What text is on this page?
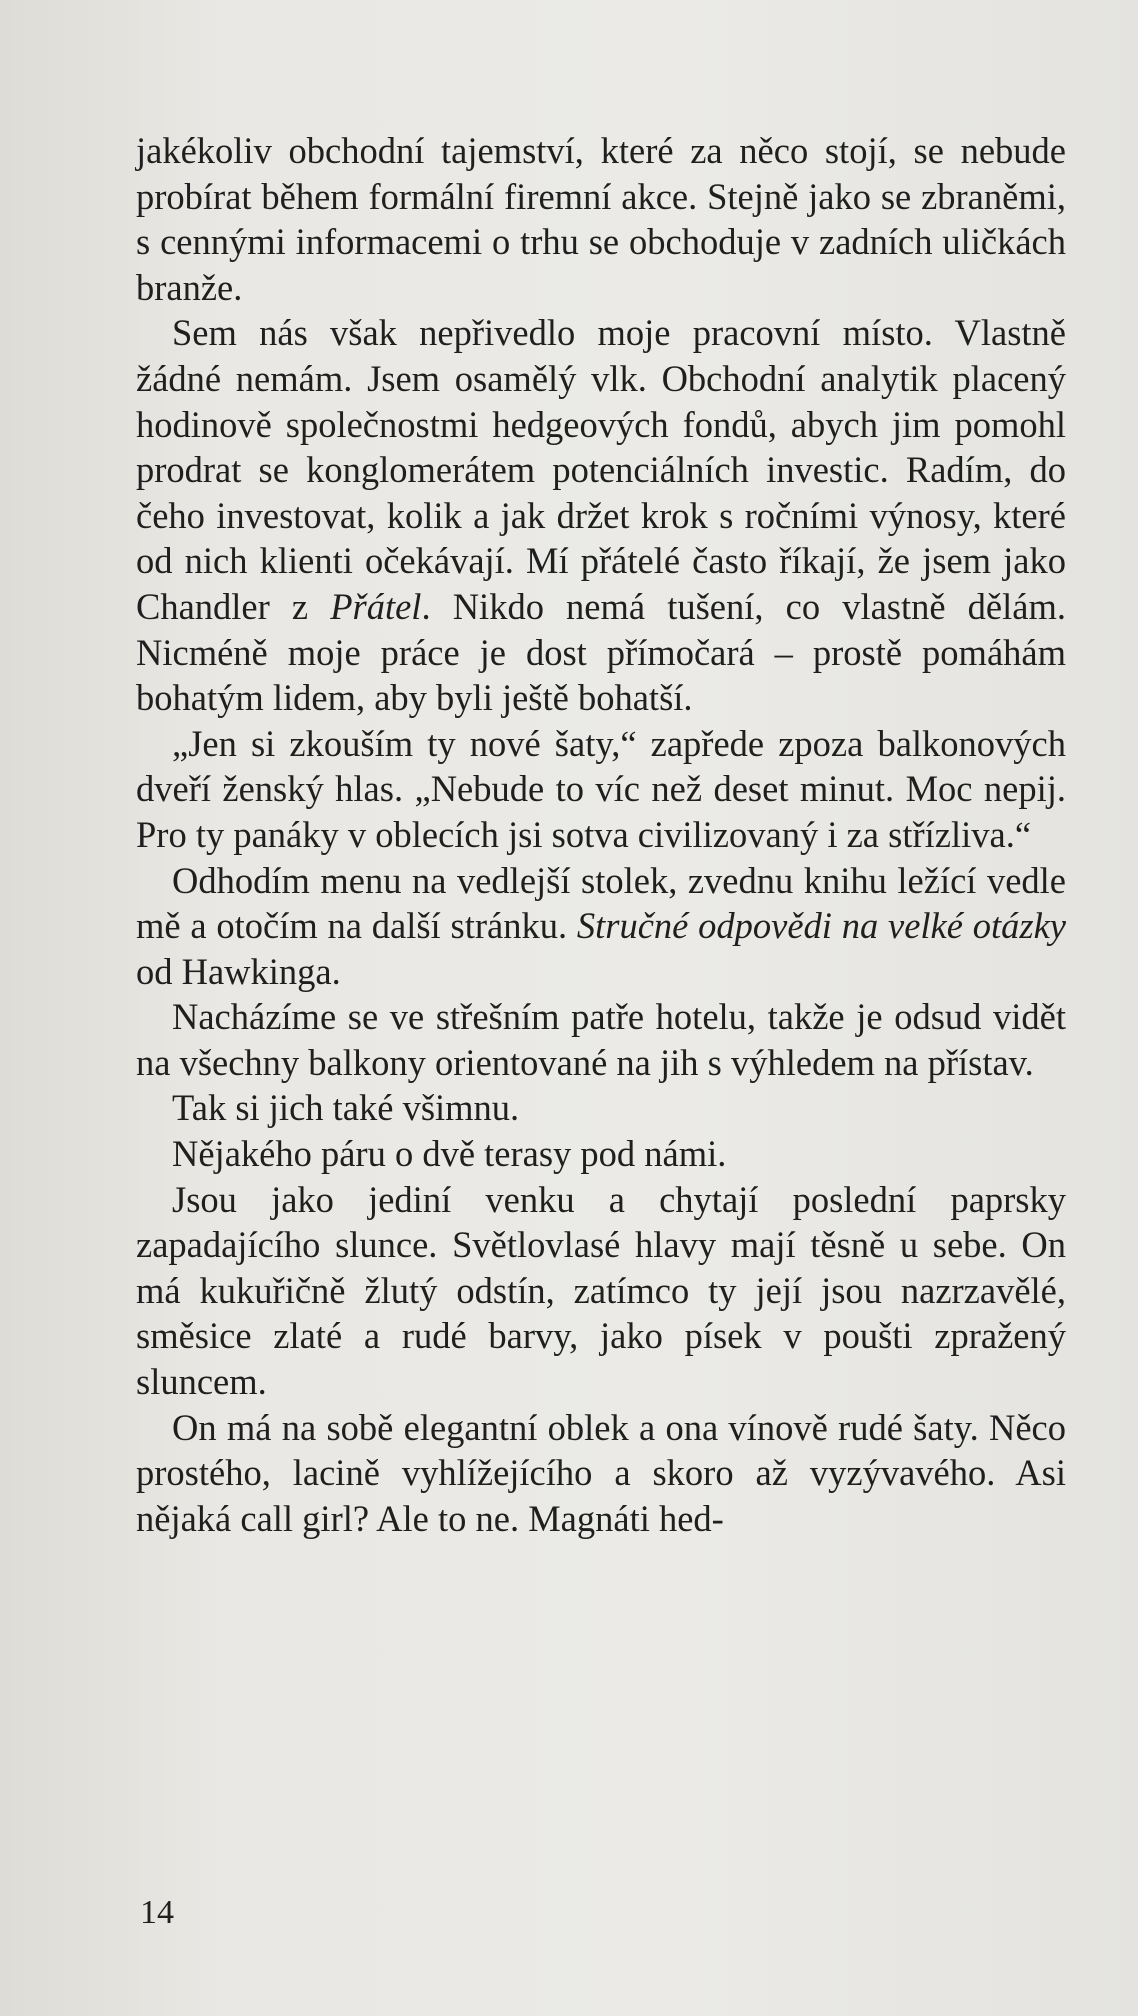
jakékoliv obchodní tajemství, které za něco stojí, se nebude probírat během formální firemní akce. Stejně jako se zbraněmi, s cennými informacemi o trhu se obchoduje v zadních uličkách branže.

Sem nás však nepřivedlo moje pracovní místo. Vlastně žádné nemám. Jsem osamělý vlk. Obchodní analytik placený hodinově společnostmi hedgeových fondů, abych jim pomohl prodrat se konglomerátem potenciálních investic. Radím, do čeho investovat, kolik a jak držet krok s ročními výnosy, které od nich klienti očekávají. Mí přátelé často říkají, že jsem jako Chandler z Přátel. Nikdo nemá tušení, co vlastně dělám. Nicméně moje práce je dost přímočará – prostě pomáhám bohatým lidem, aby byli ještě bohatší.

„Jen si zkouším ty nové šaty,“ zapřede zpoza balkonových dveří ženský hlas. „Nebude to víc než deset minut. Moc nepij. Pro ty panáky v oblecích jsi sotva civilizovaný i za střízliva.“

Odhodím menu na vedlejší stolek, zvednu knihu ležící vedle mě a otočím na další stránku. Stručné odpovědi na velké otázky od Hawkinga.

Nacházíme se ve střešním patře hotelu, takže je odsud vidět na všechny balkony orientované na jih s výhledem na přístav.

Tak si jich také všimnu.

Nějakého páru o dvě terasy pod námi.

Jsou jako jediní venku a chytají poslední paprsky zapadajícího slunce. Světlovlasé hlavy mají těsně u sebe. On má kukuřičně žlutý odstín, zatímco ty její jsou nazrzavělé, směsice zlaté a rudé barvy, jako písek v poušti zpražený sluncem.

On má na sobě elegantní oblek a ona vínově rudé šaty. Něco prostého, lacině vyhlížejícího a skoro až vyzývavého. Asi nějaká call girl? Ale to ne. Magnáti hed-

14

_ _ _

### To do
Collect each line of the entries that has the word "které", copying it in full.

### Solution for this exercise
jakékoliv obchodní tajemství, které za něco stojí, se nebude probírat během formální firemní akce. Stejně jako se zbraněmi, s cennými informacemi o trhu se obchoduje v zadních uličkách branže.
Sem nás však nepřivedlo moje pracovní místo. Vlastně žádné nemám. Jsem osamělý vlk. Obchodní analytik placený hodinově společnostmi hedgeových fondů, abych jim pomohl prodrat se konglomerátem potenciálních investic. Radím, do čeho investovat, kolik a jak držet krok s ročními výnosy, které od nich klienti očekávají. Mí přátelé často říkají, že jsem jako Chandler z Přátel. Nikdo nemá tušení, co vlastně dělám. Nicméně moje práce je dost přímočará – prostě pomáhám bohatým lidem, aby byli ještě bohatší.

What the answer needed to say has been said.